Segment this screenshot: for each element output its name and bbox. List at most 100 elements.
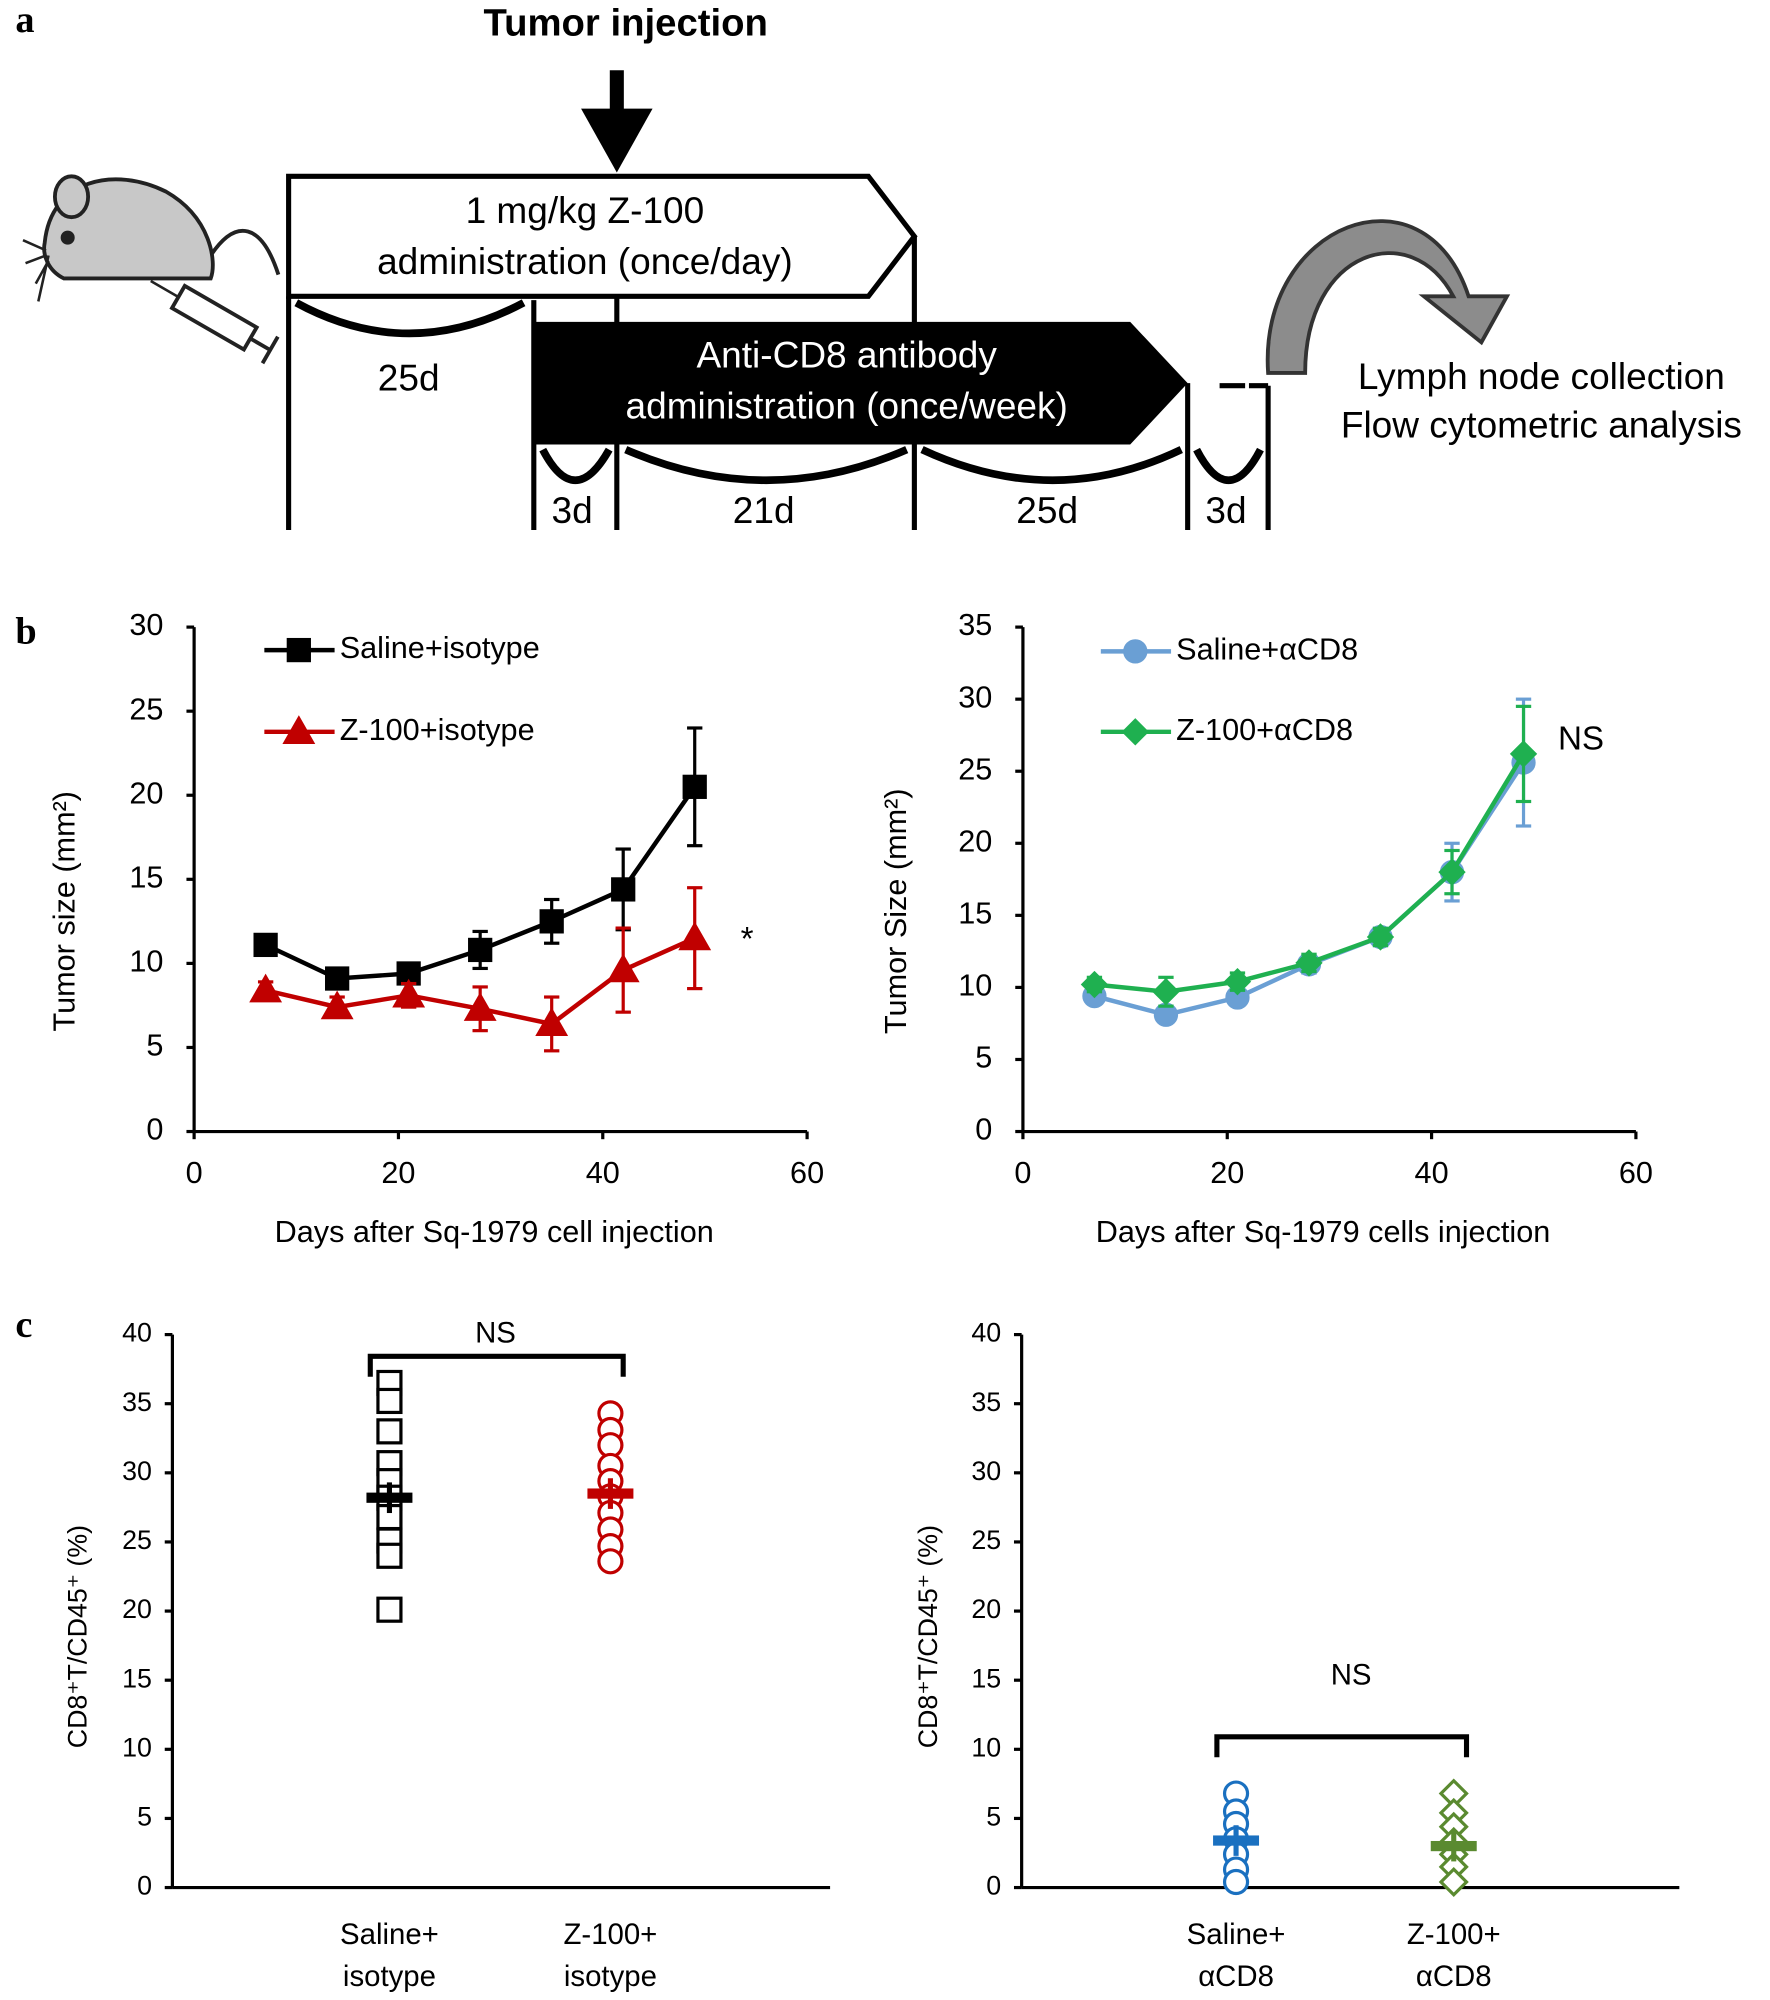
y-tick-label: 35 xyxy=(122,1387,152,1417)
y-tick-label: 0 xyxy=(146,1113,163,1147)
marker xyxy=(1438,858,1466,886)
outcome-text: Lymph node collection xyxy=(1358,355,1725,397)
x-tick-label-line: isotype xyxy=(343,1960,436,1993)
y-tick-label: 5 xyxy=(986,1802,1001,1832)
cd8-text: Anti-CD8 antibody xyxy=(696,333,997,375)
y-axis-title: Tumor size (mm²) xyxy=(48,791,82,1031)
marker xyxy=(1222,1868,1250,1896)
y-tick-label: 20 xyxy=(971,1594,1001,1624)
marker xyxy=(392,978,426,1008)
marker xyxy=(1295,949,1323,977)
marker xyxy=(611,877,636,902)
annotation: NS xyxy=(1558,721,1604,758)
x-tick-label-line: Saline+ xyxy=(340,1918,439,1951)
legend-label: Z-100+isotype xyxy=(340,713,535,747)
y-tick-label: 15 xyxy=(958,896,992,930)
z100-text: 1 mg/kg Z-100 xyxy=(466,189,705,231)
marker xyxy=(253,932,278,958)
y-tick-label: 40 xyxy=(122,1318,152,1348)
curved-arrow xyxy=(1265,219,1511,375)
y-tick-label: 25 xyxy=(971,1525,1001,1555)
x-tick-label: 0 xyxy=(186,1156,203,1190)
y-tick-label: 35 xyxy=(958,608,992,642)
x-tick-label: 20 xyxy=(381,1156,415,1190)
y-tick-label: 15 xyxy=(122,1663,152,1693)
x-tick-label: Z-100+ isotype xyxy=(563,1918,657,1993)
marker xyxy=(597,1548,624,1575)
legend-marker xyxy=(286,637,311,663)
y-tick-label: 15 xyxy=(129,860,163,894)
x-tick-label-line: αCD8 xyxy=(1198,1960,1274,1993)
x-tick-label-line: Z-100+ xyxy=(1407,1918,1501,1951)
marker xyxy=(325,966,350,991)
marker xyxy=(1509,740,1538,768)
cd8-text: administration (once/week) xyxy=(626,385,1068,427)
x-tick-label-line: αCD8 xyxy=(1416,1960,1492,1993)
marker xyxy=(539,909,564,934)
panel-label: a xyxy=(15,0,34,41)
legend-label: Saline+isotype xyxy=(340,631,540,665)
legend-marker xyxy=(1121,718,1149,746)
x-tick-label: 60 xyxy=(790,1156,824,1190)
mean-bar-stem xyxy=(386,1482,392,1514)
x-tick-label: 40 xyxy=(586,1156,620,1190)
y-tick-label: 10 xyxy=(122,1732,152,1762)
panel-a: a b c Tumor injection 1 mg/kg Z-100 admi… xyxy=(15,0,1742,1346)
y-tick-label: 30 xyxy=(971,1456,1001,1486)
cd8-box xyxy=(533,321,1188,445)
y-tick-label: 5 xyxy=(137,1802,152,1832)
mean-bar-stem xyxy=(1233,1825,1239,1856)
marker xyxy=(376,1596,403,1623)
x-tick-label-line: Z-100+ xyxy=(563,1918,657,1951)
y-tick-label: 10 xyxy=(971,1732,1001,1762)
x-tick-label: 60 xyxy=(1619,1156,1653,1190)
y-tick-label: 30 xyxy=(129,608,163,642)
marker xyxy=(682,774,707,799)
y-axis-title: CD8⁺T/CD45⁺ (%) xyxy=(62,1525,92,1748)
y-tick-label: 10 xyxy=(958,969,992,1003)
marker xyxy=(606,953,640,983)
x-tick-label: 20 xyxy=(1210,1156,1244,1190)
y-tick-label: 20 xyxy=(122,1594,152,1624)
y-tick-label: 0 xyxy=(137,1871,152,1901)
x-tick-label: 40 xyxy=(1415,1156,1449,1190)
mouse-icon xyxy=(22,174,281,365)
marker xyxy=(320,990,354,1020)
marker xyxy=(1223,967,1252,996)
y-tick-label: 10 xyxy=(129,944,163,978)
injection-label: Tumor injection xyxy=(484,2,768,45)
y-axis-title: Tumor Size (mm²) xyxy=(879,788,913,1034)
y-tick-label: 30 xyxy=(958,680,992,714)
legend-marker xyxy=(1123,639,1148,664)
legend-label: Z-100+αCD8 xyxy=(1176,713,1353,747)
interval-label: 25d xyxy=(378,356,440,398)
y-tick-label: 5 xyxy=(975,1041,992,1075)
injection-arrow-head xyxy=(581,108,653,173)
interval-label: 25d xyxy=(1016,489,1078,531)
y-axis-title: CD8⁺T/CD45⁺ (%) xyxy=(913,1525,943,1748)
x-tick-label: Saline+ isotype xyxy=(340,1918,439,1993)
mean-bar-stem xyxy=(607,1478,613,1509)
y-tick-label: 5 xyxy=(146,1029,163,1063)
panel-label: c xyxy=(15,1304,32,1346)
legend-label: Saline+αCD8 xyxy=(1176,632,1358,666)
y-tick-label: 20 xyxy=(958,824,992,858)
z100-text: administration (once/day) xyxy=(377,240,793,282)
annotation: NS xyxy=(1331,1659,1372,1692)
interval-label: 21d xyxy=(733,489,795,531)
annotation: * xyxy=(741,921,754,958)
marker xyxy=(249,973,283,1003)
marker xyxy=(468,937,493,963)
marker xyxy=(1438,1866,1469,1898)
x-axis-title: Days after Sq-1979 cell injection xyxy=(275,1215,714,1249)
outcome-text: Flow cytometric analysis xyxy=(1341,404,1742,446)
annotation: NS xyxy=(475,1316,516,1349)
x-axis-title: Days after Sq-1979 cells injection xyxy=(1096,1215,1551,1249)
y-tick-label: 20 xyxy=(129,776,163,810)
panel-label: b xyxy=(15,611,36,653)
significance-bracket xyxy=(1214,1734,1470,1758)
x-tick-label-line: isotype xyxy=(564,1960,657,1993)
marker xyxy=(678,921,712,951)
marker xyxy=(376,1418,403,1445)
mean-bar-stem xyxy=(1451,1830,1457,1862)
· · ·
Task to carry out =>
The lines sought are those in the data above that include the string "Days"; copy each one.

Response for this exercise =>
x-axis-title: Days after Sq-1979 cell injection xyxy=(275,1215,714,1249)
x-axis-title: Days after Sq-1979 cells injection xyxy=(1096,1215,1551,1249)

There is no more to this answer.